(What is required)
Your task is to print all of the data word for word.

— Start Items —

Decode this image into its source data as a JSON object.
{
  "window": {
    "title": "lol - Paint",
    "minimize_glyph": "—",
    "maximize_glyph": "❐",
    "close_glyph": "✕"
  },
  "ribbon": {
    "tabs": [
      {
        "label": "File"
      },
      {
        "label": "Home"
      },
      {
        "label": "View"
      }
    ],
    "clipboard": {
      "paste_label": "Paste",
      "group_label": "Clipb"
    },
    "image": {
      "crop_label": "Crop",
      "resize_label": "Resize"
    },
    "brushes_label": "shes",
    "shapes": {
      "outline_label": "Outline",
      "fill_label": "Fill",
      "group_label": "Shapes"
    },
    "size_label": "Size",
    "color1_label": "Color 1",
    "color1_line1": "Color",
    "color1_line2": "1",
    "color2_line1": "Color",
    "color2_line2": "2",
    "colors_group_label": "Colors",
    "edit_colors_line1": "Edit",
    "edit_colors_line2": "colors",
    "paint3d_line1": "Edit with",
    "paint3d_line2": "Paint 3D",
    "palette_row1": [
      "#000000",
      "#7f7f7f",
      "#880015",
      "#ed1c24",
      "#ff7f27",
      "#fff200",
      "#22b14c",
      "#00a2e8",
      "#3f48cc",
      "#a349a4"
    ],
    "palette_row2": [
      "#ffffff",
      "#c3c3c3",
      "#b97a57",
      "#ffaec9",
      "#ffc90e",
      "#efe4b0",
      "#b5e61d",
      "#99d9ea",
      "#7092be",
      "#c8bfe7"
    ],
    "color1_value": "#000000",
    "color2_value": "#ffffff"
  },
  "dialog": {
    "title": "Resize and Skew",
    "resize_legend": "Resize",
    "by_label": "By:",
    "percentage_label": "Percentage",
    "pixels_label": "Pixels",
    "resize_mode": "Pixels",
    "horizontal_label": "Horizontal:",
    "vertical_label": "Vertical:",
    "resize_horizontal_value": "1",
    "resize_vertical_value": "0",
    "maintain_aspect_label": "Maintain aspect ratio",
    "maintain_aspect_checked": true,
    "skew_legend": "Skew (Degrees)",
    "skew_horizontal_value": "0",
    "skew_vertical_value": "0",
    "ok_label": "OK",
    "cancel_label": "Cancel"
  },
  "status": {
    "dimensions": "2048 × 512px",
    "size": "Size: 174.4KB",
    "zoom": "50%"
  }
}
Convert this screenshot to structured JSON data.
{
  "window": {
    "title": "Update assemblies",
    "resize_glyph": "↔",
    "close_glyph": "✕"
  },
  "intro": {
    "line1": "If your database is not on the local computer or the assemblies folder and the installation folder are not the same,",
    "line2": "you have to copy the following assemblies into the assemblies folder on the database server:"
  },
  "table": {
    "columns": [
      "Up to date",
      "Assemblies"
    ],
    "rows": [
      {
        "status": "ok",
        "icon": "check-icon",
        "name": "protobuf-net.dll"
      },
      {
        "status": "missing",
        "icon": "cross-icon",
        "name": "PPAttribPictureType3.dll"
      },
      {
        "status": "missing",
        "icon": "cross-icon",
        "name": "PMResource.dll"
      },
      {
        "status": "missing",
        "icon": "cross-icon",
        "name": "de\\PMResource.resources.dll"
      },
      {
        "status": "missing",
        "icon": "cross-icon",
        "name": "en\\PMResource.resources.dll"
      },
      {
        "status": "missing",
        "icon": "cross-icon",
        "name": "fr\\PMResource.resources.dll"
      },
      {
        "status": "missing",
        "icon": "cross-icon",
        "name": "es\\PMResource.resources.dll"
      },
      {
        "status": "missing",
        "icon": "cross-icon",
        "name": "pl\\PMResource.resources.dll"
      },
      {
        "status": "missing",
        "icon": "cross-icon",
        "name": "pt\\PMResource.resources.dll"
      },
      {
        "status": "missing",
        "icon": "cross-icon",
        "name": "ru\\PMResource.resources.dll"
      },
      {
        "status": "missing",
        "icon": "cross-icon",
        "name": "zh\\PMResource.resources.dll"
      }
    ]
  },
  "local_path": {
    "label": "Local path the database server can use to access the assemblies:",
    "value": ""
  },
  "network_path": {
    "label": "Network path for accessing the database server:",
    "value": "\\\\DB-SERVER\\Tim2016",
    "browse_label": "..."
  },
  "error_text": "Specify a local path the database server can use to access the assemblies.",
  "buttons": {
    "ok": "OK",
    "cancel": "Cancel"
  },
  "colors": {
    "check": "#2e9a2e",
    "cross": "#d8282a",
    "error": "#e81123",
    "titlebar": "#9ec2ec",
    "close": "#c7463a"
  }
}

— End Items —

(Written solution)
Decode this image into its source data as a JSON object.
{
  "window": {
    "title": "lol - Paint",
    "minimize_glyph": "—",
    "maximize_glyph": "❐",
    "close_glyph": "✕"
  },
  "ribbon": {
    "tabs": [
      {
        "label": "File"
      },
      {
        "label": "Home"
      },
      {
        "label": "View"
      }
    ],
    "clipboard": {
      "paste_label": "Paste",
      "group_label": "Clipb"
    },
    "image": {
      "crop_label": "Crop",
      "resize_label": "Resize"
    },
    "brushes_label": "shes",
    "shapes": {
      "outline_label": "Outline",
      "fill_label": "Fill",
      "group_label": "Shapes"
    },
    "size_label": "Size",
    "color1_label": "Color 1",
    "color1_line1": "Color",
    "color1_line2": "1",
    "color2_line1": "Color",
    "color2_line2": "2",
    "colors_group_label": "Colors",
    "edit_colors_line1": "Edit",
    "edit_colors_line2": "colors",
    "paint3d_line1": "Edit with",
    "paint3d_line2": "Paint 3D",
    "palette_row1": [
      "#000000",
      "#7f7f7f",
      "#880015",
      "#ed1c24",
      "#ff7f27",
      "#fff200",
      "#22b14c",
      "#00a2e8",
      "#3f48cc",
      "#a349a4"
    ],
    "palette_row2": [
      "#ffffff",
      "#c3c3c3",
      "#b97a57",
      "#ffaec9",
      "#ffc90e",
      "#efe4b0",
      "#b5e61d",
      "#99d9ea",
      "#7092be",
      "#c8bfe7"
    ],
    "color1_value": "#000000",
    "color2_value": "#ffffff"
  },
  "dialog": {
    "title": "Resize and Skew",
    "resize_legend": "Resize",
    "by_label": "By:",
    "percentage_label": "Percentage",
    "pixels_label": "Pixels",
    "resize_mode": "Pixels",
    "horizontal_label": "Horizontal:",
    "vertical_label": "Vertical:",
    "resize_horizontal_value": "1",
    "resize_vertical_value": "0",
    "maintain_aspect_label": "Maintain aspect ratio",
    "maintain_aspect_checked": true,
    "skew_legend": "Skew (Degrees)",
    "skew_horizontal_value": "0",
    "skew_vertical_value": "0",
    "ok_label": "OK",
    "cancel_label": "Cancel"
  },
  "status": {
    "dimensions": "2048 × 512px",
    "size": "Size: 174.4KB",
    "zoom": "50%"
  }
}
Convert this screenshot to structured JSON data.
{
  "window": {
    "title": "Update assemblies",
    "resize_glyph": "↔",
    "close_glyph": "✕"
  },
  "intro": {
    "line1": "If your database is not on the local computer or the assemblies folder and the installation folder are not the same,",
    "line2": "you have to copy the following assemblies into the assemblies folder on the database server:"
  },
  "table": {
    "columns": [
      "Up to date",
      "Assemblies"
    ],
    "rows": [
      {
        "status": "ok",
        "icon": "check-icon",
        "name": "protobuf-net.dll"
      },
      {
        "status": "missing",
        "icon": "cross-icon",
        "name": "PPAttribPictureType3.dll"
      },
      {
        "status": "missing",
        "icon": "cross-icon",
        "name": "PMResource.dll"
      },
      {
        "status": "missing",
        "icon": "cross-icon",
        "name": "de\\PMResource.resources.dll"
      },
      {
        "status": "missing",
        "icon": "cross-icon",
        "name": "en\\PMResource.resources.dll"
      },
      {
        "status": "missing",
        "icon": "cross-icon",
        "name": "fr\\PMResource.resources.dll"
      },
      {
        "status": "missing",
        "icon": "cross-icon",
        "name": "es\\PMResource.resources.dll"
      },
      {
        "status": "missing",
        "icon": "cross-icon",
        "name": "pl\\PMResource.resources.dll"
      },
      {
        "status": "missing",
        "icon": "cross-icon",
        "name": "pt\\PMResource.resources.dll"
      },
      {
        "status": "missing",
        "icon": "cross-icon",
        "name": "ru\\PMResource.resources.dll"
      },
      {
        "status": "missing",
        "icon": "cross-icon",
        "name": "zh\\PMResource.resources.dll"
      }
    ]
  },
  "local_path": {
    "label": "Local path the database server can use to access the assemblies:",
    "value": ""
  },
  "network_path": {
    "label": "Network path for accessing the database server:",
    "value": "\\\\DB-SERVER\\Tim2016",
    "browse_label": "..."
  },
  "error_text": "Specify a local path the database server can use to access the assemblies.",
  "buttons": {
    "ok": "OK",
    "cancel": "Cancel"
  },
  "colors": {
    "check": "#2e9a2e",
    "cross": "#d8282a",
    "error": "#e81123",
    "titlebar": "#9ec2ec",
    "close": "#c7463a"
  }
}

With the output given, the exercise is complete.